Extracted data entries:
[start]

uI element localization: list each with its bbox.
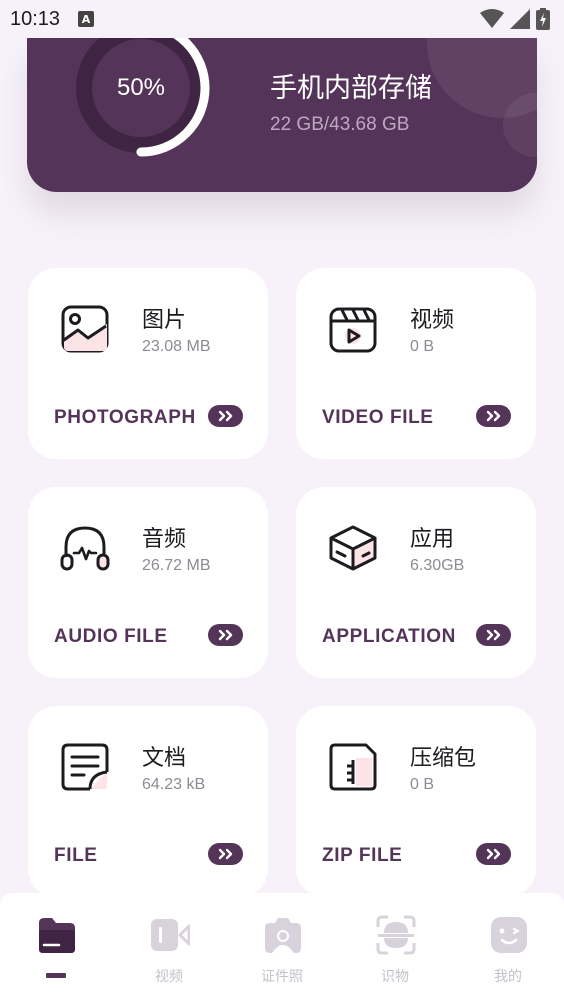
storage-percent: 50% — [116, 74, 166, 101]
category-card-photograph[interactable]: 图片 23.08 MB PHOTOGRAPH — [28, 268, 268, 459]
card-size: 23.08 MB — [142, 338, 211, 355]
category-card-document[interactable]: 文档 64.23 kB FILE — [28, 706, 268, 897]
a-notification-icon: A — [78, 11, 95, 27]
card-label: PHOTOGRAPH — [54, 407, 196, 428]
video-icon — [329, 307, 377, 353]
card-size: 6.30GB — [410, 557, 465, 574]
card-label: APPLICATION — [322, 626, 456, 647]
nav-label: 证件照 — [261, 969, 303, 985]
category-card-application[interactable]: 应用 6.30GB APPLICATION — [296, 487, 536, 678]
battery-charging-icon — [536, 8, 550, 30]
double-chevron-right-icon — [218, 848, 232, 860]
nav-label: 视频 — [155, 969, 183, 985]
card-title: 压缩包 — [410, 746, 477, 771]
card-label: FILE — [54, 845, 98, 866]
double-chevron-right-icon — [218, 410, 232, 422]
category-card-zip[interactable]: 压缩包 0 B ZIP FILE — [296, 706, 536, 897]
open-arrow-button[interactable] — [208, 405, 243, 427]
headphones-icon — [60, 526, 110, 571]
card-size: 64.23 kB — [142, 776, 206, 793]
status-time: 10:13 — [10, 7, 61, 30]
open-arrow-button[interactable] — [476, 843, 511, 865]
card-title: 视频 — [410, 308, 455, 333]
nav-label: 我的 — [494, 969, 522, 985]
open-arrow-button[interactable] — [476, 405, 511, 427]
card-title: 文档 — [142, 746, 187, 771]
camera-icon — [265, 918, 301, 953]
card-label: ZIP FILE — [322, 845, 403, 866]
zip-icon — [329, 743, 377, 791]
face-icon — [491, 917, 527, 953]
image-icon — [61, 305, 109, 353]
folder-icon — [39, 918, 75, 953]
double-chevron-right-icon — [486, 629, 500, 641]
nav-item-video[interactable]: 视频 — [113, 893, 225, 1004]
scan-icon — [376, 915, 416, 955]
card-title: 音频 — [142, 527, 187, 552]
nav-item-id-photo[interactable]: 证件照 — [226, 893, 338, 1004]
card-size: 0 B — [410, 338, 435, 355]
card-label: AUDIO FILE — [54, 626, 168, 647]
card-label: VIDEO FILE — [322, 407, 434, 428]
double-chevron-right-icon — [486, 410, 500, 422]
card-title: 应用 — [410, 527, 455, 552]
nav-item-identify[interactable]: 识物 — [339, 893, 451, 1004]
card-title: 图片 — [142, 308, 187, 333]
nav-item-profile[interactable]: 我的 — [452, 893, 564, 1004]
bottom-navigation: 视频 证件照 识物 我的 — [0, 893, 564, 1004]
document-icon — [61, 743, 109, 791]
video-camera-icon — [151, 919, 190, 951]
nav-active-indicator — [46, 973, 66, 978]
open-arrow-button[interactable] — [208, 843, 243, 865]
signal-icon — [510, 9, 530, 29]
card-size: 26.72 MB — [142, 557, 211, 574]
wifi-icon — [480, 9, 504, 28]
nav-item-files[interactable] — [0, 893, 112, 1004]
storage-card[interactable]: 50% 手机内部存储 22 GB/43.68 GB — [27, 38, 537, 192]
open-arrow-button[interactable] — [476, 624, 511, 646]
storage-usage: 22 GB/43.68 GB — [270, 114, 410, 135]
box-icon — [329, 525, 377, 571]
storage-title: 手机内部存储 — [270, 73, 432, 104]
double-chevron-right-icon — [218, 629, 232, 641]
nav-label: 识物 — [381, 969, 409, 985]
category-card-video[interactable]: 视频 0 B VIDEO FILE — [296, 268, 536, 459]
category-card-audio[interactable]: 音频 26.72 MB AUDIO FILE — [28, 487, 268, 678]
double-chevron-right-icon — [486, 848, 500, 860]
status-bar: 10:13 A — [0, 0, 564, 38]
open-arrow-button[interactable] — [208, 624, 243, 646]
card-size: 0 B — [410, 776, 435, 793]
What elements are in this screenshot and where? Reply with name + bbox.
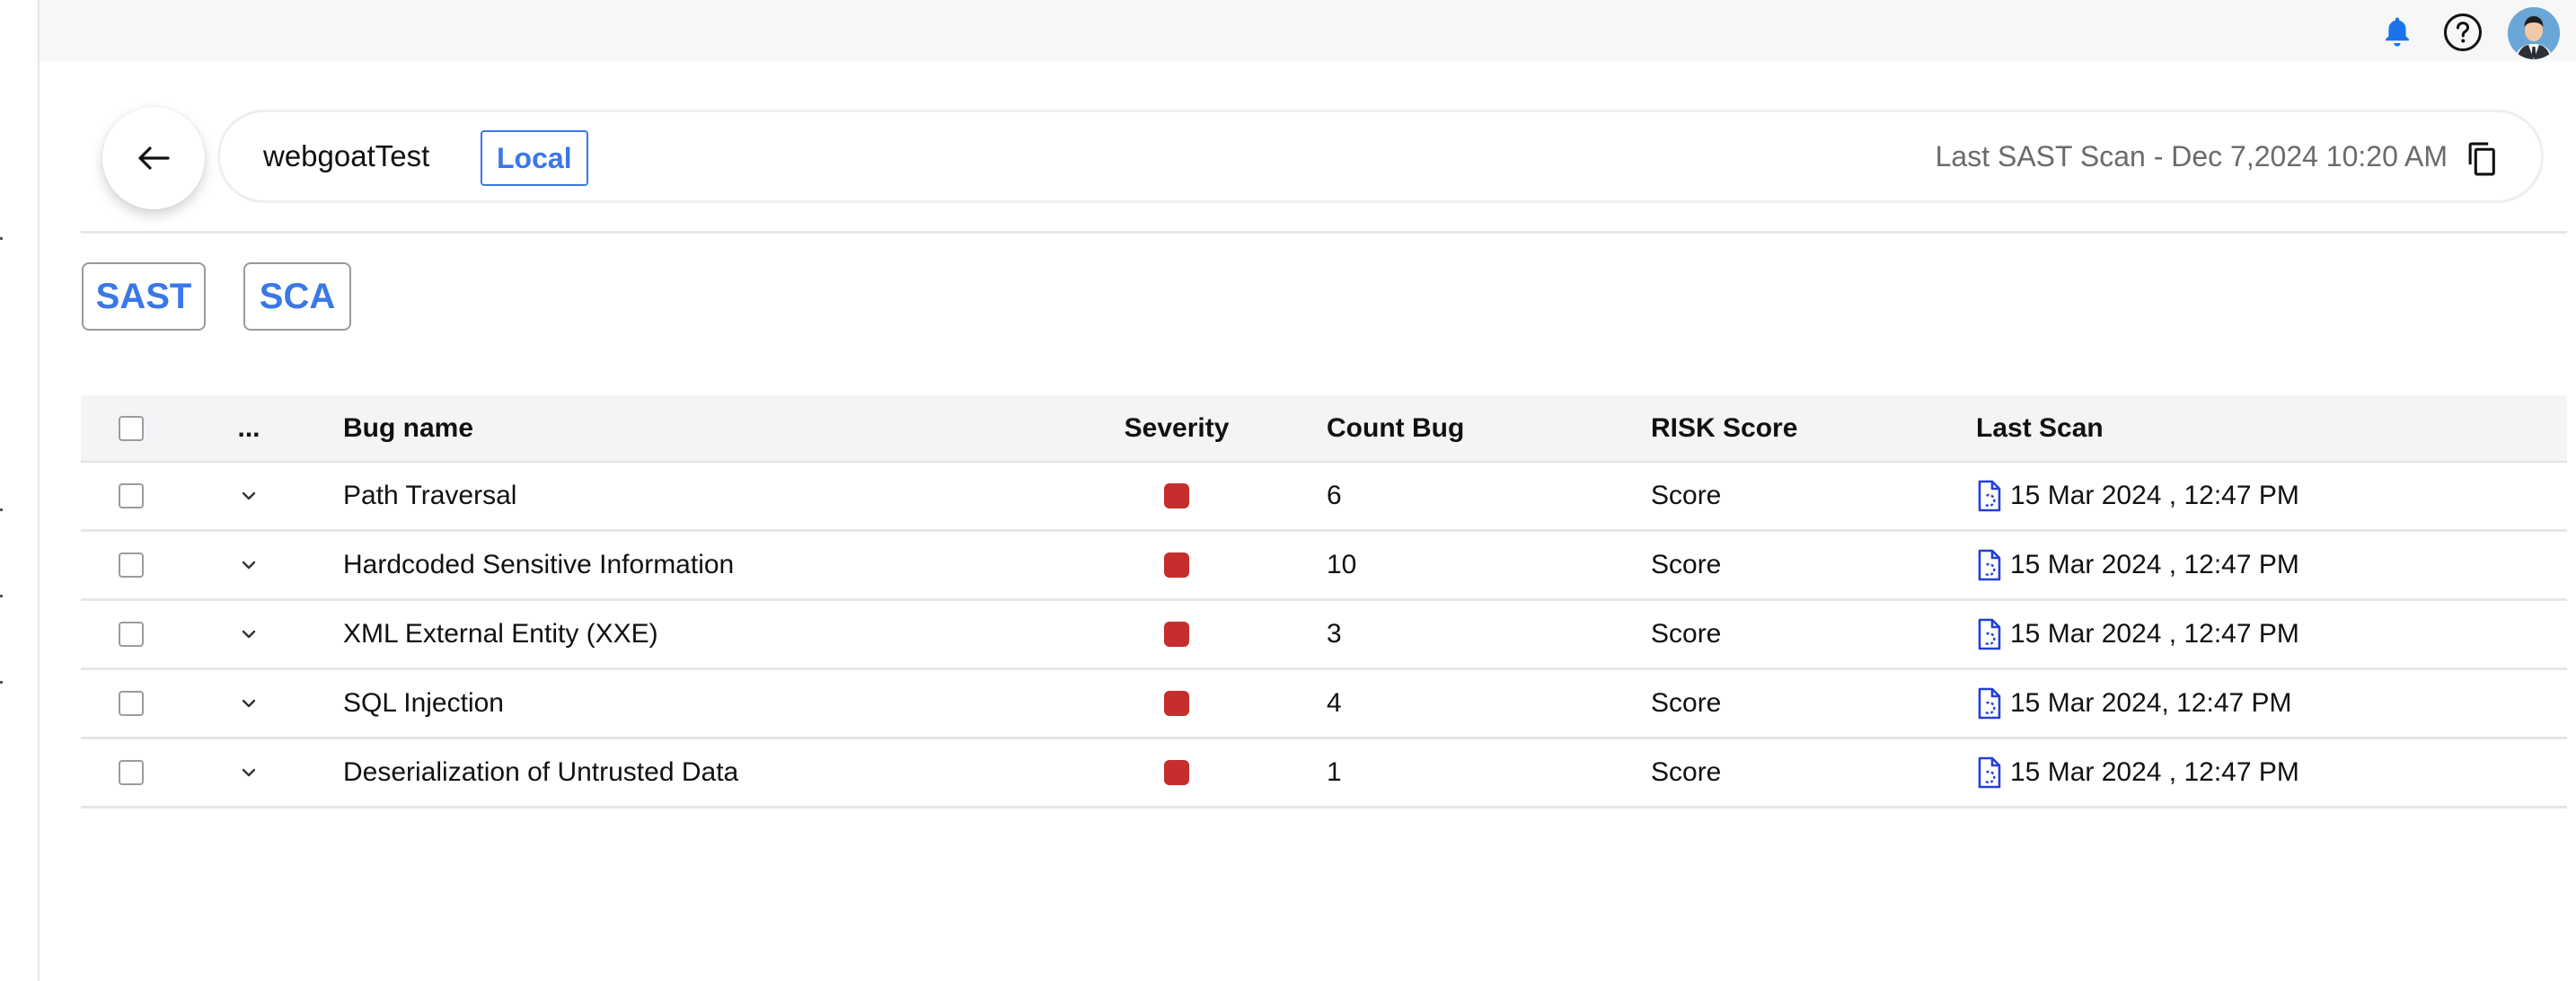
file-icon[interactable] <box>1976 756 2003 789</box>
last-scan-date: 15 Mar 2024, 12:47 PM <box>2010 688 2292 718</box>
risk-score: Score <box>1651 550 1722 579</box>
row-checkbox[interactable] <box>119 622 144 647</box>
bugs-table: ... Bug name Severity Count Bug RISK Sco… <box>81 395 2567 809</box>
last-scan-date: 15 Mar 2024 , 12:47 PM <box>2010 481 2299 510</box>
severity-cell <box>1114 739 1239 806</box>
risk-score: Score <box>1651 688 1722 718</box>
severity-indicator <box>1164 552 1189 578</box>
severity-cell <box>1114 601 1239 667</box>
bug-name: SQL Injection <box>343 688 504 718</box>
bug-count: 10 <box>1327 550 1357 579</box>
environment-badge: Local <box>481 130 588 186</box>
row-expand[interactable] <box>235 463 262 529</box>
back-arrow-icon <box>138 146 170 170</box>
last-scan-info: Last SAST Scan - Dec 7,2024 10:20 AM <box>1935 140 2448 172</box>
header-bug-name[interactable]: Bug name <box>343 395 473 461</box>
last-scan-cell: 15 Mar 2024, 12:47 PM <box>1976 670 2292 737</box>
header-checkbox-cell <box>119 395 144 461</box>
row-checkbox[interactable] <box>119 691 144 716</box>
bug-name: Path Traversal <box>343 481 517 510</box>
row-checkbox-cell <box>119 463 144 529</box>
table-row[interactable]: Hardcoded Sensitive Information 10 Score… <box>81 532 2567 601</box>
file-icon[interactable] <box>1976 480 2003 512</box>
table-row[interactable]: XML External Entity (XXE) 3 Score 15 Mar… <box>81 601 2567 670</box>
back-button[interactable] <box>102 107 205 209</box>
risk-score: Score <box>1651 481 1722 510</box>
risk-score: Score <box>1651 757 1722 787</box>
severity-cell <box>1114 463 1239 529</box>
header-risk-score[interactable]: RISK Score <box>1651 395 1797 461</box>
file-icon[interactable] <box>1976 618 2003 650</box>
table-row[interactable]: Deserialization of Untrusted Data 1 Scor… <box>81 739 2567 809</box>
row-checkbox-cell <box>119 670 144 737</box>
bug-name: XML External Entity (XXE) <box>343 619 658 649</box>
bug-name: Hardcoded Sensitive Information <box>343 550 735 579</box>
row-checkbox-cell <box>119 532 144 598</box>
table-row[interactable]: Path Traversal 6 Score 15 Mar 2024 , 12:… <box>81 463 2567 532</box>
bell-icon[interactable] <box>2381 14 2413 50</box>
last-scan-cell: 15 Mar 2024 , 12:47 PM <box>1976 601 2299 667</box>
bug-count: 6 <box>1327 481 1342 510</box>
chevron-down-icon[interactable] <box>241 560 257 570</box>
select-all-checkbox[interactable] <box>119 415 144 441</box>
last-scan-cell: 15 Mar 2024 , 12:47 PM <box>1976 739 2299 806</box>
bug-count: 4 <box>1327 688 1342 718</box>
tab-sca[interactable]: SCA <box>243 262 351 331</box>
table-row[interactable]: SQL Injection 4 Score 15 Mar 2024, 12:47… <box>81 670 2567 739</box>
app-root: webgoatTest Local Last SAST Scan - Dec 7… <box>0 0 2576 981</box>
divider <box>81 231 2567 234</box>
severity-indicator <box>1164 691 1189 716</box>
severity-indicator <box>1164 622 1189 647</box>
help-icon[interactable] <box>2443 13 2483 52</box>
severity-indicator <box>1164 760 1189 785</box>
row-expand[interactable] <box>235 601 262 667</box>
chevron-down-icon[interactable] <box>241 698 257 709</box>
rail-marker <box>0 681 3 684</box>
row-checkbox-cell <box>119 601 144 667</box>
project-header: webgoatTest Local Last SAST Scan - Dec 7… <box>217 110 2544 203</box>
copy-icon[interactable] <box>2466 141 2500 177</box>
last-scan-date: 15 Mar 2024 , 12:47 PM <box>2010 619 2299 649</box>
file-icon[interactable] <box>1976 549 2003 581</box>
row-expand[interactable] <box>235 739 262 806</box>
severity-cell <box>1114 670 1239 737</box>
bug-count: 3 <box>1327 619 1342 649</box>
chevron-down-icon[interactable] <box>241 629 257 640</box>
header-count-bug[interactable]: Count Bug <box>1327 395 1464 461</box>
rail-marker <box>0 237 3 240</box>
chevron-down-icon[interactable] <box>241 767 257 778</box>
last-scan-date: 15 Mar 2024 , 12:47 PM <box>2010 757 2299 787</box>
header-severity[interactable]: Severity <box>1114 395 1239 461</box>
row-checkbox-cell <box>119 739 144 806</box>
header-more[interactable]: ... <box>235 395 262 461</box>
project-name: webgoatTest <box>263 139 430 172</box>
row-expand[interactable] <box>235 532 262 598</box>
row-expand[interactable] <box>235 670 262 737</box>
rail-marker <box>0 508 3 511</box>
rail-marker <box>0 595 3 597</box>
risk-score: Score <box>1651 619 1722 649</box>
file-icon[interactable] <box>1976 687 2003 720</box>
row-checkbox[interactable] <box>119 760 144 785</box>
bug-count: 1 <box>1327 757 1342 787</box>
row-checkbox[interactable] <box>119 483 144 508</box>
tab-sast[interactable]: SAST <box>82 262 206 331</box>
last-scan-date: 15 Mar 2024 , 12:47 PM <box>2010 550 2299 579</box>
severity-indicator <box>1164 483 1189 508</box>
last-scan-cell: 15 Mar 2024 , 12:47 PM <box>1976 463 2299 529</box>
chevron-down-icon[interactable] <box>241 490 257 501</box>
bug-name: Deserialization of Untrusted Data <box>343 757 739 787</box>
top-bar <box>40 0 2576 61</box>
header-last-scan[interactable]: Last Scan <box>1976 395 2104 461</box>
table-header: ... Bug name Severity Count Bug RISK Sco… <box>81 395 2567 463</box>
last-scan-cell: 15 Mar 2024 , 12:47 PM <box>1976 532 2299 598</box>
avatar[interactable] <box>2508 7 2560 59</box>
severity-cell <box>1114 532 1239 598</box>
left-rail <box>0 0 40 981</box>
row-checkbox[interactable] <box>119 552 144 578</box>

[end]

### JOB
Find each line in the records above that contains the string "status", and copy those lines.

### FINISHED ANSWER
status-time: 10:13 — [10, 7, 61, 30]
status-bar: 10:13 A — [0, 0, 564, 38]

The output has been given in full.